- What the task requires -
What lines of the data hold the string "transmitting"? Pull each one out.

Stored data
◇ ◇ ◇ ◇
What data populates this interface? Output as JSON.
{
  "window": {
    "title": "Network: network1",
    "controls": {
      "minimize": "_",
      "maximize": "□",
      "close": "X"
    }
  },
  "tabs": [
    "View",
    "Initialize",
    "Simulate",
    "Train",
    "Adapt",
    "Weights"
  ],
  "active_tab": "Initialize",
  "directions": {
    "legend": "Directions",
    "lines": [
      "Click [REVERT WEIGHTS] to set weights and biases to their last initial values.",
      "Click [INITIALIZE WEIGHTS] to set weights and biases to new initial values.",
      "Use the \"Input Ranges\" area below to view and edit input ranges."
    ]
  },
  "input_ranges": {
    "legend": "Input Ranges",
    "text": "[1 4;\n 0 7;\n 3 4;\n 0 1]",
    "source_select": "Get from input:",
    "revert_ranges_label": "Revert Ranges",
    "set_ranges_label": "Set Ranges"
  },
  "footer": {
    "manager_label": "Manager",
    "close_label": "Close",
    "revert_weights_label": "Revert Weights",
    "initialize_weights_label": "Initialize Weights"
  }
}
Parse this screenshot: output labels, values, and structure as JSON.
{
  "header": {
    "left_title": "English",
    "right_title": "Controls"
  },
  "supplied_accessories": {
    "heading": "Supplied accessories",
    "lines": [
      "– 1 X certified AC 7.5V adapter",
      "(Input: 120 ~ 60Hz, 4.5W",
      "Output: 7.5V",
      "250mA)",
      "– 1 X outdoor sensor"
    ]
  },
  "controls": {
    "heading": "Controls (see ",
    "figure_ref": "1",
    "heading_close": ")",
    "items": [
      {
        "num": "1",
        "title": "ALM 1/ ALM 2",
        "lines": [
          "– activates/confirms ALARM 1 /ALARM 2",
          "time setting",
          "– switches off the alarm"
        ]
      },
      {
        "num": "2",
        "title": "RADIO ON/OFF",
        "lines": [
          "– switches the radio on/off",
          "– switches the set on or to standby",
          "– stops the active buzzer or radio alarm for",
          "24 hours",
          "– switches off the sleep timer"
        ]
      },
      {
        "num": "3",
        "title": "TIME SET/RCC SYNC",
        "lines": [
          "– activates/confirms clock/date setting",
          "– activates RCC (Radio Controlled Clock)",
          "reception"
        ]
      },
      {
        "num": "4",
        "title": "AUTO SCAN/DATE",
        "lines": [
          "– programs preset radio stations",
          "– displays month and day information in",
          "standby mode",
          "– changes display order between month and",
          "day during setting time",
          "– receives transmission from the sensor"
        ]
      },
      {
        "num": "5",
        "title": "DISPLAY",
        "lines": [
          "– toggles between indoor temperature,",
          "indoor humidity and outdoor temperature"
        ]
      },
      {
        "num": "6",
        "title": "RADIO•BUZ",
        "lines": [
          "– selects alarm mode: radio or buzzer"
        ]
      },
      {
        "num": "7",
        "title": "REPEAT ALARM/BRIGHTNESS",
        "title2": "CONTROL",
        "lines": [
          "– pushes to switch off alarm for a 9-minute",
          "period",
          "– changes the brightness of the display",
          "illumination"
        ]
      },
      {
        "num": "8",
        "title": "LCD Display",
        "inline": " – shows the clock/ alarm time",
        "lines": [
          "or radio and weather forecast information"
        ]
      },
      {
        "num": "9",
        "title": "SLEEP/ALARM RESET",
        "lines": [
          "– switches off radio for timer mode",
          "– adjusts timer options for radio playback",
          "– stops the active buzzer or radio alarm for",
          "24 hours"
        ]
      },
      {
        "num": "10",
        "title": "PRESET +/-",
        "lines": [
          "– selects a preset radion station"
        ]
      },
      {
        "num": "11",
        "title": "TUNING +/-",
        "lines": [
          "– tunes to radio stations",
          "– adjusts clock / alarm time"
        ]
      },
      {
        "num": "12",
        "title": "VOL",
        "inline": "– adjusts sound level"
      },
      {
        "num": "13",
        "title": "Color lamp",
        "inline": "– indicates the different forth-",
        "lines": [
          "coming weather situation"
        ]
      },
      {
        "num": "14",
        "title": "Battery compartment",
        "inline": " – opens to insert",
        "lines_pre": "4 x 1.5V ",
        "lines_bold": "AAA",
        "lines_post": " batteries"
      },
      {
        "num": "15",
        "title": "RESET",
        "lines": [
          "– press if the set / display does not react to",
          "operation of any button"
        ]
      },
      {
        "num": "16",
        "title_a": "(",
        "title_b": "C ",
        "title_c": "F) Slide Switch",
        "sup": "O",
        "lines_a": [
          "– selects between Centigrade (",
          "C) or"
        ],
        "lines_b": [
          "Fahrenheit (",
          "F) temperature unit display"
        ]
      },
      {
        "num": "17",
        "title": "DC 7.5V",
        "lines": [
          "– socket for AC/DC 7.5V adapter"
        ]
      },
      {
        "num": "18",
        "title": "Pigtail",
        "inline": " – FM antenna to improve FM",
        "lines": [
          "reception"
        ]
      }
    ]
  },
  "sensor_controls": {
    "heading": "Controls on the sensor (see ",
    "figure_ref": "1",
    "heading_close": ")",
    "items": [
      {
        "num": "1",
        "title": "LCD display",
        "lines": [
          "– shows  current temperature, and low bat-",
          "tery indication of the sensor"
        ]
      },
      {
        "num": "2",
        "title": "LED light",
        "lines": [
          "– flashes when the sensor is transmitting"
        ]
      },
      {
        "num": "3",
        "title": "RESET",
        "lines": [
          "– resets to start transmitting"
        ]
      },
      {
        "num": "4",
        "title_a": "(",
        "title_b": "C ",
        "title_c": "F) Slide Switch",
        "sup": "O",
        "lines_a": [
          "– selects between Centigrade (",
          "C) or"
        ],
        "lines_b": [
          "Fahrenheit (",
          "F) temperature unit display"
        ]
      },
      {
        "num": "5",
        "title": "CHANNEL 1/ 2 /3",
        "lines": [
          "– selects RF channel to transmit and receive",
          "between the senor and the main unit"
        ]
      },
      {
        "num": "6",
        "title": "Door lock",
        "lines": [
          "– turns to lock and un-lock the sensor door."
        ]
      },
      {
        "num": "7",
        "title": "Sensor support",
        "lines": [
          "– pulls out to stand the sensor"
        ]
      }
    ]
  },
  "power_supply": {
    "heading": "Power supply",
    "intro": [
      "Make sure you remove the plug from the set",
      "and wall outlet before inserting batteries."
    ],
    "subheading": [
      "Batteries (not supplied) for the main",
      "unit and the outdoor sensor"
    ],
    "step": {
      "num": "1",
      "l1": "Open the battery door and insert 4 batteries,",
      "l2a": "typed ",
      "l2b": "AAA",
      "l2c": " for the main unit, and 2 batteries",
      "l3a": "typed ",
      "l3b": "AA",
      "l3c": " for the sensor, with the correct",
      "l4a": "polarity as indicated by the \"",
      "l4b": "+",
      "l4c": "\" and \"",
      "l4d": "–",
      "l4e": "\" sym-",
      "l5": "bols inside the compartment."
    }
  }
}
◇ ◇ ◇ ◇
- Response to the task -
          "– flashes when the sensor is transmitting"
          "– resets to start transmitting"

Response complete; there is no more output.